● **Raw records**:
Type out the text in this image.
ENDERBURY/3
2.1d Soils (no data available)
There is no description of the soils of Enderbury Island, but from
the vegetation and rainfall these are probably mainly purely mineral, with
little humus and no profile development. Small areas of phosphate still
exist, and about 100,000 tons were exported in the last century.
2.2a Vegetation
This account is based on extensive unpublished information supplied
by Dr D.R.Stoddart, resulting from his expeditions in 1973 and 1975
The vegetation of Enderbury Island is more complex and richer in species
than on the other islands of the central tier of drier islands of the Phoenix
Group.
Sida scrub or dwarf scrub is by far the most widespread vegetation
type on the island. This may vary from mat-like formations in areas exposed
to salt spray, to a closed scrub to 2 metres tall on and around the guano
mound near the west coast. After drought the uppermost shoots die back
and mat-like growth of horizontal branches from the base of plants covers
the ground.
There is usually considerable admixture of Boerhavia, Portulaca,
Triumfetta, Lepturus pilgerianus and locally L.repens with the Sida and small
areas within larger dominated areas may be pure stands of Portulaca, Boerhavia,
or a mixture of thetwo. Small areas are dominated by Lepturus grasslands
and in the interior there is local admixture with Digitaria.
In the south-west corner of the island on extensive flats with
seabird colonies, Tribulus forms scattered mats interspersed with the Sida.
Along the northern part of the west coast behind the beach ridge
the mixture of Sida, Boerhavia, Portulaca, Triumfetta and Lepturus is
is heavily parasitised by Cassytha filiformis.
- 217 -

● **Exercise prompt**:
Pull every line containing "west" out of the records.

● **Response**:
mound near the west coast. After drought the uppermost shoots die back
In the south-west corner of the island on extensive flats with
Along the northern part of the west coast behind the beach ridge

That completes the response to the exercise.